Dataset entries
------------------------------

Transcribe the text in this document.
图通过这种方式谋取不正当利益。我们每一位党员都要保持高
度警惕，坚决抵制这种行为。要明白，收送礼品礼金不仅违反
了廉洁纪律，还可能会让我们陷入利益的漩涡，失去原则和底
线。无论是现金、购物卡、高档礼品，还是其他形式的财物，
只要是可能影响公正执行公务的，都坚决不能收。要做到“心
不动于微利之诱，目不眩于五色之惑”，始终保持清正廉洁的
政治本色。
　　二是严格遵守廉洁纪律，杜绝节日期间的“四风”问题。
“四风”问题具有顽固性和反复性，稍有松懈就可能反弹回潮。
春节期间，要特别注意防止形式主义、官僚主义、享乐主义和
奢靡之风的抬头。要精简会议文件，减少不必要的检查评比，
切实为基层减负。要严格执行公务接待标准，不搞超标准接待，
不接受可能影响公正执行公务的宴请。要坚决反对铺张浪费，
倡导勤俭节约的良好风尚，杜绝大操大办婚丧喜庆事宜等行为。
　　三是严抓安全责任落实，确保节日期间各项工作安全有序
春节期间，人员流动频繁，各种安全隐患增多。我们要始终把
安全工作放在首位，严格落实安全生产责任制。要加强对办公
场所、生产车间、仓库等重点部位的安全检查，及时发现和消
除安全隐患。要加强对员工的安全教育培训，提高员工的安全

------------------------------

- _Objective_
Output the records exactly, including every line.

- _Task response_
Transcribe the text in this document.
图通过这种方式谋取不正当利益。我们每一位党员都要保持高
度警惕，坚决抵制这种行为。要明白，收送礼品礼金不仅违反
了廉洁纪律，还可能会让我们陷入利益的漩涡，失去原则和底
线。无论是现金、购物卡、高档礼品，还是其他形式的财物，
只要是可能影响公正执行公务的，都坚决不能收。要做到“心
不动于微利之诱，目不眩于五色之惑”，始终保持清正廉洁的
政治本色。
　　二是严格遵守廉洁纪律，杜绝节日期间的“四风”问题。
“四风”问题具有顽固性和反复性，稍有松懈就可能反弹回潮。
春节期间，要特别注意防止形式主义、官僚主义、享乐主义和
奢靡之风的抬头。要精简会议文件，减少不必要的检查评比，
切实为基层减负。要严格执行公务接待标准，不搞超标准接待，
不接受可能影响公正执行公务的宴请。要坚决反对铺张浪费，
倡导勤俭节约的良好风尚，杜绝大操大办婚丧喜庆事宜等行为。
　　三是严抓安全责任落实，确保节日期间各项工作安全有序
春节期间，人员流动频繁，各种安全隐患增多。我们要始终把
安全工作放在首位，严格落实安全生产责任制。要加强对办公
场所、生产车间、仓库等重点部位的安全检查，及时发现和消
除安全隐患。要加强对员工的安全教育培训，提高员工的安全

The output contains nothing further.